[READING PASSAGE Boundary: Start]

Except when they are joking.

What is the actual joke?

BeanTownNancy · 21/12/2018 09:26

My husband refuses to engage with me when I'm mad at him - he rolls his eyes, tells me I'm being ridiculous, walks away and ignores me. Some people would think he's gaslighting me or being controlling/passive-aggressive. It can be very frustrating.

But... it's exactly what I need. I have BPD and can be completely irrationally wound up by small things. His walking away gives me time to calm down, get my thoughts straight and if I still think the issue is worth discussing when I'm calmer, we can actually discuss it without escalating and hurling insults at each other. It took a fair few screaming matches and breakups with ex partners to work out that it often makes things worse.

mortifiedmama · 21/12/2018 09:27

sackrifice people have different senses of humour and couples often have inside jokes. Like when I ask DH if he's used his eyes that see, in a patronising voice. An outsider would see me as a total bitch, but it's an in joke that's come about over time.

Racecardriver · 21/12/2018 09:30

@sackrifice my husband and I call each other all sorts. It’s just banter. I would imagine that a passer by who heard us might think we were on the brink of divorce. We’re very happy together, just enjoy teasing each other.

[READING PASSAGE Boundary: End]
[RECORD EXTRACTS Boundary: Start]

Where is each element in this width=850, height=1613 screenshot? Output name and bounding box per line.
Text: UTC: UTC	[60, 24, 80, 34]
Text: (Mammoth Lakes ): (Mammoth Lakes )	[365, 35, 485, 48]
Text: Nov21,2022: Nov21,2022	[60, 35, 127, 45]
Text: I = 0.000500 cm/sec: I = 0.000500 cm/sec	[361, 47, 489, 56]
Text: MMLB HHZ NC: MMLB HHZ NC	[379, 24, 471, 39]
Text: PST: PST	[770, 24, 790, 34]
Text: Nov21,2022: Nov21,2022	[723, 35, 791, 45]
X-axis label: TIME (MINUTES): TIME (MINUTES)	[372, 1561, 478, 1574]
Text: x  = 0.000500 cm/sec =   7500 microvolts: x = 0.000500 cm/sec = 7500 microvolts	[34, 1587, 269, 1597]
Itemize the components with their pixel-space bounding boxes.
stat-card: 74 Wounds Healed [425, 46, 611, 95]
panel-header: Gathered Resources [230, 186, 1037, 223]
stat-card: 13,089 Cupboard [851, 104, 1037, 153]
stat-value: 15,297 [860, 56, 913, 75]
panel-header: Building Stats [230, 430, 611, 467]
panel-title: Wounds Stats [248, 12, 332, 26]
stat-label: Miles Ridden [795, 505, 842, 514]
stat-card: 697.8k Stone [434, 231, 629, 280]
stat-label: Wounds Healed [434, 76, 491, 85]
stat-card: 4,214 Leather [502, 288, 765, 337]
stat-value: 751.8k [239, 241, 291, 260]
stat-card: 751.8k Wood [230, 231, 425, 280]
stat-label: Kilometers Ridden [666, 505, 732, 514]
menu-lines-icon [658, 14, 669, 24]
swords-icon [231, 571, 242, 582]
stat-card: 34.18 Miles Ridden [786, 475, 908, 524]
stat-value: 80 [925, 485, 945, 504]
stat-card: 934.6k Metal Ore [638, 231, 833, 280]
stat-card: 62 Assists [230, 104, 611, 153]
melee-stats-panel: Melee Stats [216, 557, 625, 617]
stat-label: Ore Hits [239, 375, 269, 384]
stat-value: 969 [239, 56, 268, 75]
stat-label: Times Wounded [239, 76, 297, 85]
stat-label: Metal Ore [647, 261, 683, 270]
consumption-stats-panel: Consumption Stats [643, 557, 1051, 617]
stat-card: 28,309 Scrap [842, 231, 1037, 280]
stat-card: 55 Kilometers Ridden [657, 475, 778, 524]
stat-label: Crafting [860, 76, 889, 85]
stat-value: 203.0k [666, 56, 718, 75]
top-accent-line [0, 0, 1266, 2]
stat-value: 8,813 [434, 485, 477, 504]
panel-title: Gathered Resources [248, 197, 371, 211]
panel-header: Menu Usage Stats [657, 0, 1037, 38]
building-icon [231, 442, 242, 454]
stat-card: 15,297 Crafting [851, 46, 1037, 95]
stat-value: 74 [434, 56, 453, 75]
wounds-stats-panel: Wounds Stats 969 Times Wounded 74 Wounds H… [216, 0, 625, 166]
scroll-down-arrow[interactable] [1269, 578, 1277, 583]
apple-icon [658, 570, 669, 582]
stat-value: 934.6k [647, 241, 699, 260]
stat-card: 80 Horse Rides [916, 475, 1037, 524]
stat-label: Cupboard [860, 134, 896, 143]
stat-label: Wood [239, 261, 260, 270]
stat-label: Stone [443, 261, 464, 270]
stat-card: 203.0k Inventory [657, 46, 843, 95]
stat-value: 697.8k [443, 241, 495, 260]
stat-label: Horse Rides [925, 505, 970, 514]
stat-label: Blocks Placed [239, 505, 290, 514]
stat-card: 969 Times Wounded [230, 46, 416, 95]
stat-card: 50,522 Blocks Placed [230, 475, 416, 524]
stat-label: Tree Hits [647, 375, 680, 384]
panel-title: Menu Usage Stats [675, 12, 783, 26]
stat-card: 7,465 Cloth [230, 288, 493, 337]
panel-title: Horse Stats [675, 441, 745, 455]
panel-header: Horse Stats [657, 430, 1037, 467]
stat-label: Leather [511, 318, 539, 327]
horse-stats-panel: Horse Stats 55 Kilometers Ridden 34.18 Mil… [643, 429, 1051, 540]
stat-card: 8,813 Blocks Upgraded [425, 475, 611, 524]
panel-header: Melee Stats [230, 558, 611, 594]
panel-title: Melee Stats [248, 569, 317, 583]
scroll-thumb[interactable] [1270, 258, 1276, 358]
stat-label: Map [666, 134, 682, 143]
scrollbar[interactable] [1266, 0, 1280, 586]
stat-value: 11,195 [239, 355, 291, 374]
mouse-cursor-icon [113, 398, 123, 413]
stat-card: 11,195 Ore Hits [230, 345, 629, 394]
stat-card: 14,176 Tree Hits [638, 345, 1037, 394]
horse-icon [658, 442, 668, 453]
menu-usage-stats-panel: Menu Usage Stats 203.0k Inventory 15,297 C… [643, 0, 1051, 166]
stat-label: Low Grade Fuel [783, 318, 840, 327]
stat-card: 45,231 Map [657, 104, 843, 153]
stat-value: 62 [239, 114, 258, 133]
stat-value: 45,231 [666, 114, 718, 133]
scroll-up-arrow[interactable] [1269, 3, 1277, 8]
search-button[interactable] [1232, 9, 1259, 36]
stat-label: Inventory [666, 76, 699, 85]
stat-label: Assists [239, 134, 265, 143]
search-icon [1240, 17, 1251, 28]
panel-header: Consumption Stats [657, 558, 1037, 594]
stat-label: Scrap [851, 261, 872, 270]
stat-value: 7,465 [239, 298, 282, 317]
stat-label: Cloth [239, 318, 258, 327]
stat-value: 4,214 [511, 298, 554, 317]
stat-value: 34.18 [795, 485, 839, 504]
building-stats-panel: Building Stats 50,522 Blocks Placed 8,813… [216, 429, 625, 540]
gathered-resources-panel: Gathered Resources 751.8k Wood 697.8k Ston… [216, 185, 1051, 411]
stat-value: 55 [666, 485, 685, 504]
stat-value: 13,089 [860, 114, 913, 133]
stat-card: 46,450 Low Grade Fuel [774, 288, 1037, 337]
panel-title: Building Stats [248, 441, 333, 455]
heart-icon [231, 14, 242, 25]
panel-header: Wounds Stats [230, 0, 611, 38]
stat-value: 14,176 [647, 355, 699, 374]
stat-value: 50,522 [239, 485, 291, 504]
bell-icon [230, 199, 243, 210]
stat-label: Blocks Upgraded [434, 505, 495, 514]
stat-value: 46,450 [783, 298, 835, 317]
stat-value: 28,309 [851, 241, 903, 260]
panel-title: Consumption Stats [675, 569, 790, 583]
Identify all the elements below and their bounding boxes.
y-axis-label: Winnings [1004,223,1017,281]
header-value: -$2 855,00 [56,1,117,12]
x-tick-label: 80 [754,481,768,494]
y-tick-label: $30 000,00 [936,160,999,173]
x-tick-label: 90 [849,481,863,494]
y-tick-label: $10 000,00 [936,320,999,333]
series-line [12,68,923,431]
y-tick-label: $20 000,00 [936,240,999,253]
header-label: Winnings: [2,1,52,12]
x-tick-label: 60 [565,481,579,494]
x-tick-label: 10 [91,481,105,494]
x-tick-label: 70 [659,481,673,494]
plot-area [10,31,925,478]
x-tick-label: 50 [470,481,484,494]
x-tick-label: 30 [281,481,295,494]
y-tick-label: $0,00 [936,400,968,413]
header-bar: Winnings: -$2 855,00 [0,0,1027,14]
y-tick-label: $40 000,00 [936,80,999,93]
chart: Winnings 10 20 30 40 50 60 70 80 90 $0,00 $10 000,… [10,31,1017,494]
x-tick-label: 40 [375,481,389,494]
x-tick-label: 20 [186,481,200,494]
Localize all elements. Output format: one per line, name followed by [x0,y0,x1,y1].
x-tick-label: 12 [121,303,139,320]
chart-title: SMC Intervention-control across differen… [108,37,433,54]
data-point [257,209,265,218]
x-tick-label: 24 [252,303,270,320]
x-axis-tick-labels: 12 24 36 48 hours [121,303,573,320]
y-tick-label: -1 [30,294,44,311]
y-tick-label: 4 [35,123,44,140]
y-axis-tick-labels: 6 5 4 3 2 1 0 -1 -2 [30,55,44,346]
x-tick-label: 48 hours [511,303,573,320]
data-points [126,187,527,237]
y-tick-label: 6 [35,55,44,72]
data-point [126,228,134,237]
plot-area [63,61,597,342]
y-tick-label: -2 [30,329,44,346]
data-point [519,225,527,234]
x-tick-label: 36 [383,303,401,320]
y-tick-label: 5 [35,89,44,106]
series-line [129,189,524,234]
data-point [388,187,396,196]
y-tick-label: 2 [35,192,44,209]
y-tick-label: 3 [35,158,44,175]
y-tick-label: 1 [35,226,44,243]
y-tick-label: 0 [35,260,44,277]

[RECORD EXTRACTS Boundary: End]

PROBLEM 1:
Answer these questions about the forum thread:
(a) What condition does BeanTownNancy say they have?
(b) What does mortifiedmama ask DH in a patronising voice?
(c) According to Racecardriver, what might a passer-by who heard the couple think?
PROBLEM 2:
Reproduce the part of the forum thread that opens with the words "mortifiedmama · 21/12/2018" and closes with "teasing each other.".
The records have nothing to do with the forum thread.

EXERCISE SOLUTION 1:
(a) BPD.
(b) Whether he's used his eyes that see.
(c) That they were on the brink of divorce.

EXERCISE SOLUTION 2:
mortifiedmama · 21/12/2018 09:27

sackrifice people have different senses of humour and couples often have inside jokes. Like when I ask DH if he's used his eyes that see, in a patronising voice. An outsider would see me as a total bitch, but it's an in joke that's come about over time.

Racecardriver · 21/12/2018 09:30

@sackrifice my husband and I call each other all sorts. It’s just banter. I would imagine that a passer by who heard us might think we were on the brink of divorce. We’re very happy together, just enjoy teasing each other.